> **Aim**
Print out every line, exactly as written.

> **Material supplied**
____

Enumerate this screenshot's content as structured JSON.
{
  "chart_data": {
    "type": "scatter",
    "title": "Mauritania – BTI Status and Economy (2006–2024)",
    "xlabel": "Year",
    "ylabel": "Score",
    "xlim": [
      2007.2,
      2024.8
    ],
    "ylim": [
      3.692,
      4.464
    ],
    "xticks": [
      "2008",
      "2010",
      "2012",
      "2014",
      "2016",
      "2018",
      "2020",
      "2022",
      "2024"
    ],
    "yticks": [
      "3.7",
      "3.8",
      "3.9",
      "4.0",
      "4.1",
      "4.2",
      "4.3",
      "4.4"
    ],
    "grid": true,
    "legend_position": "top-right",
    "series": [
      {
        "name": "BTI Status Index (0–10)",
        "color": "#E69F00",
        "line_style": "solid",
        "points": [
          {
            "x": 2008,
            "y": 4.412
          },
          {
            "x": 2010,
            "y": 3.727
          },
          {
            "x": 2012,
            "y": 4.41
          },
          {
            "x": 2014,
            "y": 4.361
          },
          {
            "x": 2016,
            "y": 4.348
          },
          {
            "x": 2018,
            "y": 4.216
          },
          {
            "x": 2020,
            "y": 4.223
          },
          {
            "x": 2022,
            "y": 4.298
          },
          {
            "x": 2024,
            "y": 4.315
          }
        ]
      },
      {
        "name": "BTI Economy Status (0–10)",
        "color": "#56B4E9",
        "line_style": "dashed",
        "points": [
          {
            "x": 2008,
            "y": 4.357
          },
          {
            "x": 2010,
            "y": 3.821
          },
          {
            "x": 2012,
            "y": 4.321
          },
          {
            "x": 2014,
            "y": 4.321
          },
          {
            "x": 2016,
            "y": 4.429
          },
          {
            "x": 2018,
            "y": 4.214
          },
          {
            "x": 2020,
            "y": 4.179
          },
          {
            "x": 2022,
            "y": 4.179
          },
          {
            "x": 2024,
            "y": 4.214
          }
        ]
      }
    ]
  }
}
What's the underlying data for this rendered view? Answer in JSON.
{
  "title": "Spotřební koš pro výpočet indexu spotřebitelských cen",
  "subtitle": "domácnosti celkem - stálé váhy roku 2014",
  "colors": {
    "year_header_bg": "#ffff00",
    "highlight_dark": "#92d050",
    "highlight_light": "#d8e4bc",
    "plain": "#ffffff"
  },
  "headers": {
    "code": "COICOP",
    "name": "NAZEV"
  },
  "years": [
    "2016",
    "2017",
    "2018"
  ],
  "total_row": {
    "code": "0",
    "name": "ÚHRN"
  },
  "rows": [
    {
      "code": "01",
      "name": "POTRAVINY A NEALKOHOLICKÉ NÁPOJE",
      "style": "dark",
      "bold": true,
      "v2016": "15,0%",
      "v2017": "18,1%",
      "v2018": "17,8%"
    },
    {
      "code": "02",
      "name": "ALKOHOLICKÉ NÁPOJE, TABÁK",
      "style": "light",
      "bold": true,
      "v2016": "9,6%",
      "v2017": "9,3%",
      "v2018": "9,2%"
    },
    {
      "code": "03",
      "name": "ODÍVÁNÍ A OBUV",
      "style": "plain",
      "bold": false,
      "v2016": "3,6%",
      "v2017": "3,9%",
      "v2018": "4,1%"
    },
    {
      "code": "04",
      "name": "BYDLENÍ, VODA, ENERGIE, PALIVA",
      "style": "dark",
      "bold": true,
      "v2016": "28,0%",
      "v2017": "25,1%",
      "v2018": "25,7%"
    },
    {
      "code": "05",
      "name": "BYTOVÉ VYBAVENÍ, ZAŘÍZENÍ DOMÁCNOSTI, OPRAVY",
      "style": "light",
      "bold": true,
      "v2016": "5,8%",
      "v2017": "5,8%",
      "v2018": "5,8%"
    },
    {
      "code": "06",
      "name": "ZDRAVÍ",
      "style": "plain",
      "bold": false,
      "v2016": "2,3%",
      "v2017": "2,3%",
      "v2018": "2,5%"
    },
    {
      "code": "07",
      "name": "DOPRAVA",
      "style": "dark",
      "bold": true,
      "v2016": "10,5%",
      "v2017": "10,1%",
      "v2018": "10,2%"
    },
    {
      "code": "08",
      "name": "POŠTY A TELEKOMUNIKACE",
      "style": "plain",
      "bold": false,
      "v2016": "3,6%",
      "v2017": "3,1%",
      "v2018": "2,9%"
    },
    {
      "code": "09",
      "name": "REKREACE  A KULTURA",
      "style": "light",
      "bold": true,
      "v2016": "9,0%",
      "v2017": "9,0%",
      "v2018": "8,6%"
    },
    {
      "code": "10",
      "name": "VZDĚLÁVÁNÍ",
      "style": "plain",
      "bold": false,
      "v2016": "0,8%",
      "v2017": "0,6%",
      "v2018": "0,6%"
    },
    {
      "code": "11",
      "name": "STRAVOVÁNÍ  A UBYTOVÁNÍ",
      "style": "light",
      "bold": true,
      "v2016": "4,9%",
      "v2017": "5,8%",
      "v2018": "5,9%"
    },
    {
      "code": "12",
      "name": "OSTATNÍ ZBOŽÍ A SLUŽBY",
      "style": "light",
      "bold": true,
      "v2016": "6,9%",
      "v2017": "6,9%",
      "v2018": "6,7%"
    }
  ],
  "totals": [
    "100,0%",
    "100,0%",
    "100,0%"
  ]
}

____

> **Response for this exercise**
Enumerate this screenshot's content as structured JSON.
{
  "chart_data": {
    "type": "scatter",
    "title": "Mauritania – BTI Status and Economy (2006–2024)",
    "xlabel": "Year",
    "ylabel": "Score",
    "xlim": [
      2007.2,
      2024.8
    ],
    "ylim": [
      3.692,
      4.464
    ],
    "xticks": [
      "2008",
      "2010",
      "2012",
      "2014",
      "2016",
      "2018",
      "2020",
      "2022",
      "2024"
    ],
    "yticks": [
      "3.7",
      "3.8",
      "3.9",
      "4.0",
      "4.1",
      "4.2",
      "4.3",
      "4.4"
    ],
    "grid": true,
    "legend_position": "top-right",
    "series": [
      {
        "name": "BTI Status Index (0–10)",
        "color": "#E69F00",
        "line_style": "solid",
        "points": [
          {
            "x": 2008,
            "y": 4.412
          },
          {
            "x": 2010,
            "y": 3.727
          },
          {
            "x": 2012,
            "y": 4.41
          },
          {
            "x": 2014,
            "y": 4.361
          },
          {
            "x": 2016,
            "y": 4.348
          },
          {
            "x": 2018,
            "y": 4.216
          },
          {
            "x": 2020,
            "y": 4.223
          },
          {
            "x": 2022,
            "y": 4.298
          },
          {
            "x": 2024,
            "y": 4.315
          }
        ]
      },
      {
        "name": "BTI Economy Status (0–10)",
        "color": "#56B4E9",
        "line_style": "dashed",
        "points": [
          {
            "x": 2008,
            "y": 4.357
          },
          {
            "x": 2010,
            "y": 3.821
          },
          {
            "x": 2012,
            "y": 4.321
          },
          {
            "x": 2014,
            "y": 4.321
          },
          {
            "x": 2016,
            "y": 4.429
          },
          {
            "x": 2018,
            "y": 4.214
          },
          {
            "x": 2020,
            "y": 4.179
          },
          {
            "x": 2022,
            "y": 4.179
          },
          {
            "x": 2024,
            "y": 4.214
          }
        ]
      }
    ]
  }
}
What's the underlying data for this rendered view? Answer in JSON.
{
  "title": "Spotřební koš pro výpočet indexu spotřebitelských cen",
  "subtitle": "domácnosti celkem - stálé váhy roku 2014",
  "colors": {
    "year_header_bg": "#ffff00",
    "highlight_dark": "#92d050",
    "highlight_light": "#d8e4bc",
    "plain": "#ffffff"
  },
  "headers": {
    "code": "COICOP",
    "name": "NAZEV"
  },
  "years": [
    "2016",
    "2017",
    "2018"
  ],
  "total_row": {
    "code": "0",
    "name": "ÚHRN"
  },
  "rows": [
    {
      "code": "01",
      "name": "POTRAVINY A NEALKOHOLICKÉ NÁPOJE",
      "style": "dark",
      "bold": true,
      "v2016": "15,0%",
      "v2017": "18,1%",
      "v2018": "17,8%"
    },
    {
      "code": "02",
      "name": "ALKOHOLICKÉ NÁPOJE, TABÁK",
      "style": "light",
      "bold": true,
      "v2016": "9,6%",
      "v2017": "9,3%",
      "v2018": "9,2%"
    },
    {
      "code": "03",
      "name": "ODÍVÁNÍ A OBUV",
      "style": "plain",
      "bold": false,
      "v2016": "3,6%",
      "v2017": "3,9%",
      "v2018": "4,1%"
    },
    {
      "code": "04",
      "name": "BYDLENÍ, VODA, ENERGIE, PALIVA",
      "style": "dark",
      "bold": true,
      "v2016": "28,0%",
      "v2017": "25,1%",
      "v2018": "25,7%"
    },
    {
      "code": "05",
      "name": "BYTOVÉ VYBAVENÍ, ZAŘÍZENÍ DOMÁCNOSTI, OPRAVY",
      "style": "light",
      "bold": true,
      "v2016": "5,8%",
      "v2017": "5,8%",
      "v2018": "5,8%"
    },
    {
      "code": "06",
      "name": "ZDRAVÍ",
      "style": "plain",
      "bold": false,
      "v2016": "2,3%",
      "v2017": "2,3%",
      "v2018": "2,5%"
    },
    {
      "code": "07",
      "name": "DOPRAVA",
      "style": "dark",
      "bold": true,
      "v2016": "10,5%",
      "v2017": "10,1%",
      "v2018": "10,2%"
    },
    {
      "code": "08",
      "name": "POŠTY A TELEKOMUNIKACE",
      "style": "plain",
      "bold": false,
      "v2016": "3,6%",
      "v2017": "3,1%",
      "v2018": "2,9%"
    },
    {
      "code": "09",
      "name": "REKREACE  A KULTURA",
      "style": "light",
      "bold": true,
      "v2016": "9,0%",
      "v2017": "9,0%",
      "v2018": "8,6%"
    },
    {
      "code": "10",
      "name": "VZDĚLÁVÁNÍ",
      "style": "plain",
      "bold": false,
      "v2016": "0,8%",
      "v2017": "0,6%",
      "v2018": "0,6%"
    },
    {
      "code": "11",
      "name": "STRAVOVÁNÍ  A UBYTOVÁNÍ",
      "style": "light",
      "bold": true,
      "v2016": "4,9%",
      "v2017": "5,8%",
      "v2018": "5,9%"
    },
    {
      "code": "12",
      "name": "OSTATNÍ ZBOŽÍ A SLUŽBY",
      "style": "light",
      "bold": true,
      "v2016": "6,9%",
      "v2017": "6,9%",
      "v2018": "6,7%"
    }
  ],
  "totals": [
    "100,0%",
    "100,0%",
    "100,0%"
  ]
}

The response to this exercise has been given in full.